_SET EXERCISE_
What number of lines in the material contain the word "spectrogram"? Give that number alone.

_DATA EXCERPTS_
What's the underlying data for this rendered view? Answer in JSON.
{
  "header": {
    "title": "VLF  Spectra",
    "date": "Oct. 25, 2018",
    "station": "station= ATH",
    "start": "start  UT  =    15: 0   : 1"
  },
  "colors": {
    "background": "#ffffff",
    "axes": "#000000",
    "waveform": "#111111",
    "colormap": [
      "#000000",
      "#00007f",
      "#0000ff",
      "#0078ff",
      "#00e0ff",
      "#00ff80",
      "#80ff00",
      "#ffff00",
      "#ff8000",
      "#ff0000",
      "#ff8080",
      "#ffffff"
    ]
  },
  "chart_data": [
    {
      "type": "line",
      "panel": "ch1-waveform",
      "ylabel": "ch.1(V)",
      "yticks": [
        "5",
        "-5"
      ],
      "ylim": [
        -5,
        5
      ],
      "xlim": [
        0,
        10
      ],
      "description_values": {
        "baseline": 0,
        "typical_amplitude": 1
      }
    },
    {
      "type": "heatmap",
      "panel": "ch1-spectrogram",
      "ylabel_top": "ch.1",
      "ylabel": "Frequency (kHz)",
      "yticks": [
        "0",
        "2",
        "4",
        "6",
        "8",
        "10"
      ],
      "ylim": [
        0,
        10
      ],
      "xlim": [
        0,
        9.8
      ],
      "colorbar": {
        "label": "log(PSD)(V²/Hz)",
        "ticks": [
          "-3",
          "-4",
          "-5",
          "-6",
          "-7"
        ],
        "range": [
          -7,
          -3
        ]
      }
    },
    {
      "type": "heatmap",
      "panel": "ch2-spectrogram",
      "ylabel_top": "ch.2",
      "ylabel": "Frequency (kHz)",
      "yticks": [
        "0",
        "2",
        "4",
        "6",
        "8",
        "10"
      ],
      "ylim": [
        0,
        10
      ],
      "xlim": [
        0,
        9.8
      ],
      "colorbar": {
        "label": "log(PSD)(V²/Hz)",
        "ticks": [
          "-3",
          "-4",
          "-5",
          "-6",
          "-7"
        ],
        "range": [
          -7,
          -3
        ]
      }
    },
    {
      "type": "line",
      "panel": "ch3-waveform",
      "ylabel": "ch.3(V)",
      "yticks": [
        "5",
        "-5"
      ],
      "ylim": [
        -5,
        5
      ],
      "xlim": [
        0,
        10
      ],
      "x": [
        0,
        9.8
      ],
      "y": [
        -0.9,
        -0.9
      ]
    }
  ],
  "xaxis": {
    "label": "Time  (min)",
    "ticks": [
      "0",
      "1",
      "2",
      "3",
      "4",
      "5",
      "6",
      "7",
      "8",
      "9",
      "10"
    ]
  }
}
==
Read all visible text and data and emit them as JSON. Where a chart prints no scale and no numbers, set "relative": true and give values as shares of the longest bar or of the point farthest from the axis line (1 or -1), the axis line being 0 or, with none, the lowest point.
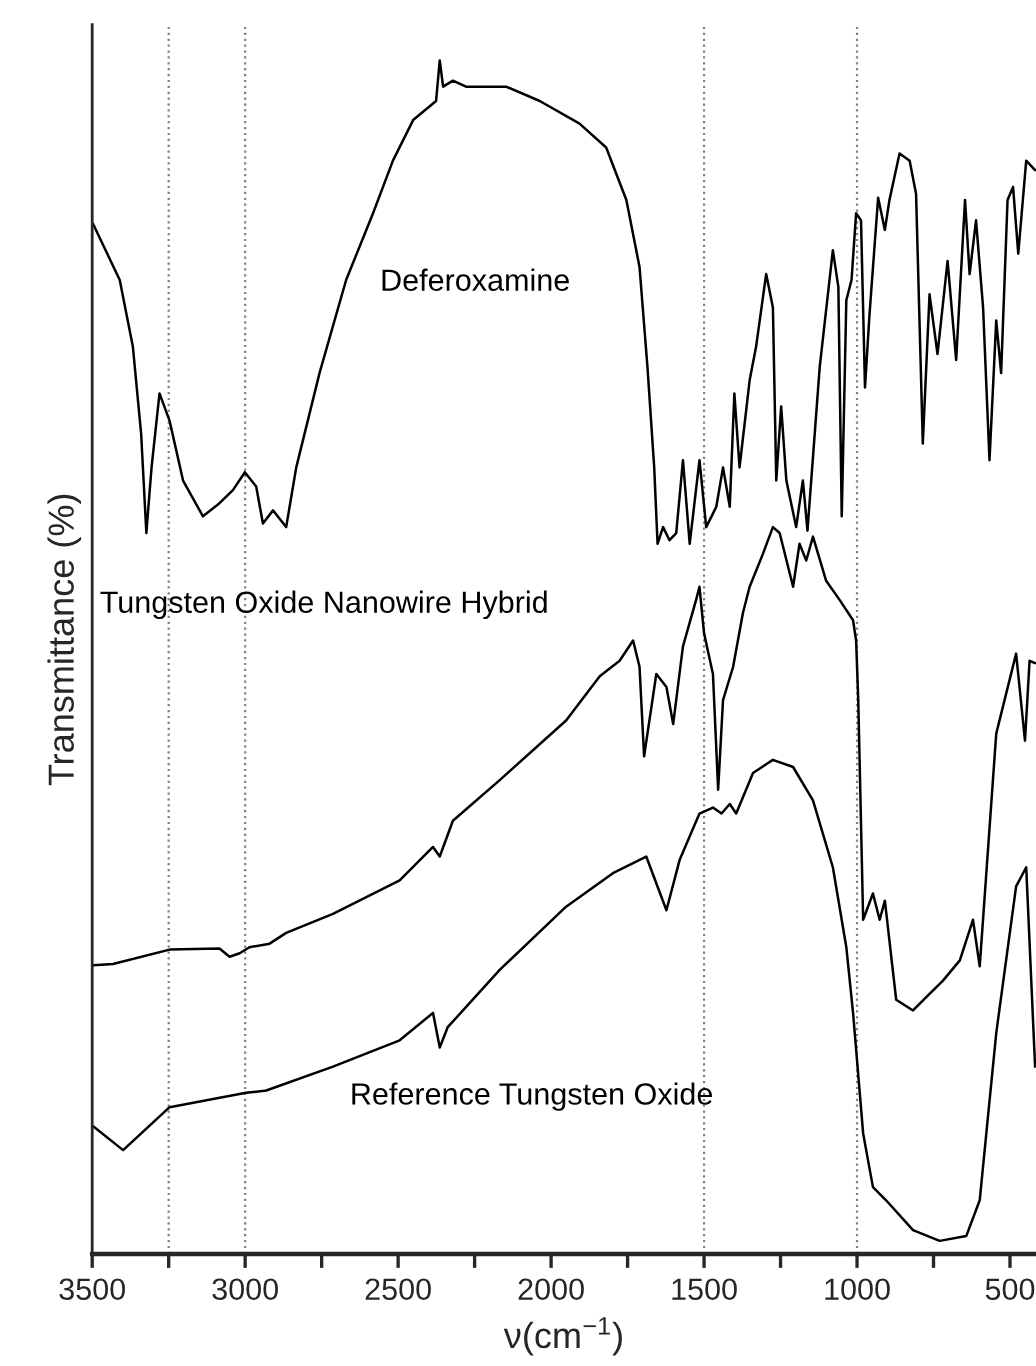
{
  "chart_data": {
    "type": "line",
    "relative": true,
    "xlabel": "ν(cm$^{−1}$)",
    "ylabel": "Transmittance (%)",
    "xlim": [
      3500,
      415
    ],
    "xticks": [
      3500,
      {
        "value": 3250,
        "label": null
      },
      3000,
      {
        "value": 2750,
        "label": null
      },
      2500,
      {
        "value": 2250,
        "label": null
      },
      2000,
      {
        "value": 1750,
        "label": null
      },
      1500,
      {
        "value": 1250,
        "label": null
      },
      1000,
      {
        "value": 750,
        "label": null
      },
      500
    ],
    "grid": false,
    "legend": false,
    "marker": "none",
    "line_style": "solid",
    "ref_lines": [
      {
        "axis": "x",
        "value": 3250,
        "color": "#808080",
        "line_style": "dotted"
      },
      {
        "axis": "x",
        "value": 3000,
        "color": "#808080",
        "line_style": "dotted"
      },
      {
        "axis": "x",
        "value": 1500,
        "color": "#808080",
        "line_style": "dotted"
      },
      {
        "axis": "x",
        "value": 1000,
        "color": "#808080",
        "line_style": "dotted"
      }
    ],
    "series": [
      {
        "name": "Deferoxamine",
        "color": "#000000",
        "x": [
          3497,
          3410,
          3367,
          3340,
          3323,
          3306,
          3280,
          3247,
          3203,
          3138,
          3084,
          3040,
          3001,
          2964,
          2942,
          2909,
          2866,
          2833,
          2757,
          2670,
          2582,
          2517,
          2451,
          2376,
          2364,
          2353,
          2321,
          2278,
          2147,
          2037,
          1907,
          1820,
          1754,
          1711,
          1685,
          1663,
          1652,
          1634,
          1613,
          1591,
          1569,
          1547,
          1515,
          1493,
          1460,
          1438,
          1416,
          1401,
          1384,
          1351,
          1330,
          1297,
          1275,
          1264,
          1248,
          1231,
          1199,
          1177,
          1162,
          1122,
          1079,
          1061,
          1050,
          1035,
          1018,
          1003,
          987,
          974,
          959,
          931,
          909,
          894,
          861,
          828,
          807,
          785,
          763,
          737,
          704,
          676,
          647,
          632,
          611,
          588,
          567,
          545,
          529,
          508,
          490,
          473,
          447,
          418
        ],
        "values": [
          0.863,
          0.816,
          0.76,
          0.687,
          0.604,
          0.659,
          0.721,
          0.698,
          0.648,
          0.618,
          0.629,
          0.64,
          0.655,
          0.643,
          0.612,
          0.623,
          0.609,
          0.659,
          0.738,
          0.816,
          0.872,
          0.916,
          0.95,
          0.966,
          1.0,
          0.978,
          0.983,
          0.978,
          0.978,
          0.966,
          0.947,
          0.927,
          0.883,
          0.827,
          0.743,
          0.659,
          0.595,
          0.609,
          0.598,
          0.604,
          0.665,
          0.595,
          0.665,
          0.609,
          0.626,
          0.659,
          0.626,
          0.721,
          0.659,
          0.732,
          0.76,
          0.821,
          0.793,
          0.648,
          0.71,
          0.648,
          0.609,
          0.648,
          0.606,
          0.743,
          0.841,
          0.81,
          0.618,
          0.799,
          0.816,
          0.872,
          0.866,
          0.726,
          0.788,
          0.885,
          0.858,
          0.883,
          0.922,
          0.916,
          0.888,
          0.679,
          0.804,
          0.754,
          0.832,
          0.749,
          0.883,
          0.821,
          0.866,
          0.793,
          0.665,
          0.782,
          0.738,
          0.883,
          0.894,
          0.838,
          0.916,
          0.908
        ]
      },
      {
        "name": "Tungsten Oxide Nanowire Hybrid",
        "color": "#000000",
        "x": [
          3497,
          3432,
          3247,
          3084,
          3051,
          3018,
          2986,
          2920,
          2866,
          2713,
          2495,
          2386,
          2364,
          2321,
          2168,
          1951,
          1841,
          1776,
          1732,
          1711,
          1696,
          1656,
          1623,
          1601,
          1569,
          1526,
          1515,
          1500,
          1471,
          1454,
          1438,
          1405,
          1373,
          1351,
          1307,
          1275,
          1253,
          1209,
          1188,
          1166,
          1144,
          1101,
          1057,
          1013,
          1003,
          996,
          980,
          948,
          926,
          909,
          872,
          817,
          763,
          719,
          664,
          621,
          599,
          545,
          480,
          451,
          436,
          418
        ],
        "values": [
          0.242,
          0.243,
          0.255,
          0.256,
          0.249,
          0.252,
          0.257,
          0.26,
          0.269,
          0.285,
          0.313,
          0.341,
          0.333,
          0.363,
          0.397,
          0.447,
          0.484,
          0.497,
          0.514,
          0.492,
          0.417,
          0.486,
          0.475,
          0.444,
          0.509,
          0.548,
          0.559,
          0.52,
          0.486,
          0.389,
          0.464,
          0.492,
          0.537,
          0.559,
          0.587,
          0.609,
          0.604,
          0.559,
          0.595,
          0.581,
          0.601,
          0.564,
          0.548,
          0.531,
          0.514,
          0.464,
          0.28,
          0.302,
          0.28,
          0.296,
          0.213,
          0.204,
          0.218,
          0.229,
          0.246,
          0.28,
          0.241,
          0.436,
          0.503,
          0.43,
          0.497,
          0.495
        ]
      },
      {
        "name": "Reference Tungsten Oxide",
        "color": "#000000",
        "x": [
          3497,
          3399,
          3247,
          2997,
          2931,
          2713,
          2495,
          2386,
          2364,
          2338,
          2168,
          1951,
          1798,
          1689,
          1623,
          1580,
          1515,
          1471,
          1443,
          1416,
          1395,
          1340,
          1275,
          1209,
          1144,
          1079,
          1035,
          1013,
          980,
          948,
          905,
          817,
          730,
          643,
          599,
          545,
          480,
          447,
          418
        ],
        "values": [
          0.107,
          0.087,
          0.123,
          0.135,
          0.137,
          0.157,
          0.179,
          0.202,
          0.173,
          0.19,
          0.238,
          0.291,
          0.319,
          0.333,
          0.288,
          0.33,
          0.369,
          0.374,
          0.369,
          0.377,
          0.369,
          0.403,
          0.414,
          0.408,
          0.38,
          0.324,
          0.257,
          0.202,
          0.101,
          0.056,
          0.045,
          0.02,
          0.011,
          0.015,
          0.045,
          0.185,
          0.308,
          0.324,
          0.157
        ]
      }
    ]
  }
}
---
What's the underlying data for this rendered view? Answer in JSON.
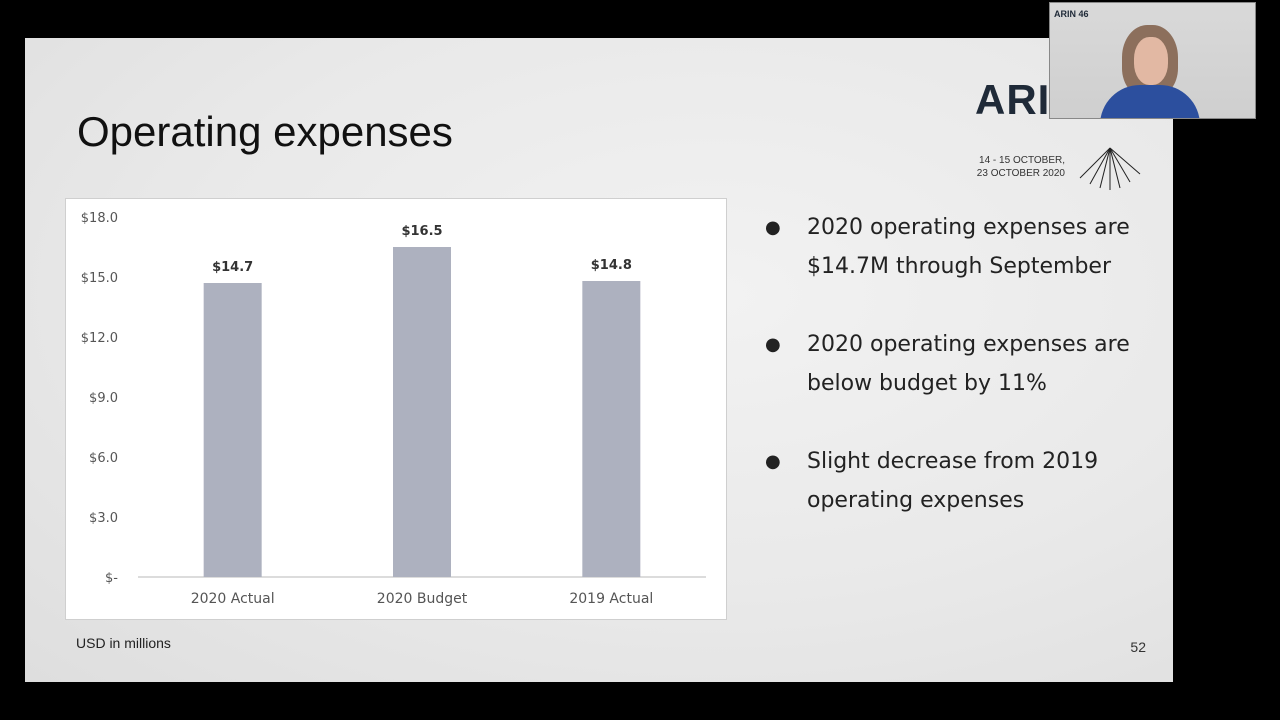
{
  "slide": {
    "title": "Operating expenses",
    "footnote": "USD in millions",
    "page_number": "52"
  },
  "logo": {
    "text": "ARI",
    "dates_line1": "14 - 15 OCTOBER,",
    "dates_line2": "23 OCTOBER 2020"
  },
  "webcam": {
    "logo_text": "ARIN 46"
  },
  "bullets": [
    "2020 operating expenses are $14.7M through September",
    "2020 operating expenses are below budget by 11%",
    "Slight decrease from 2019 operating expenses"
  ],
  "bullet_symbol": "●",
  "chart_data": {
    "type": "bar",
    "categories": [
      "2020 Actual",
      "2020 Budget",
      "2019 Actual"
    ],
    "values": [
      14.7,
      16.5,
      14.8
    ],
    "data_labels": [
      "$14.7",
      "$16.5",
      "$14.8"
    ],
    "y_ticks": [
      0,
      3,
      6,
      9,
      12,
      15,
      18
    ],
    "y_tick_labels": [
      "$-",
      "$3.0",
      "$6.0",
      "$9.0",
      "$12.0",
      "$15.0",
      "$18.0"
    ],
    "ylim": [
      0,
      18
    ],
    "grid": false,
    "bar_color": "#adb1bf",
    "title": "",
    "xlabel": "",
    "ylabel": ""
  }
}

_FULL OUTPUT_
2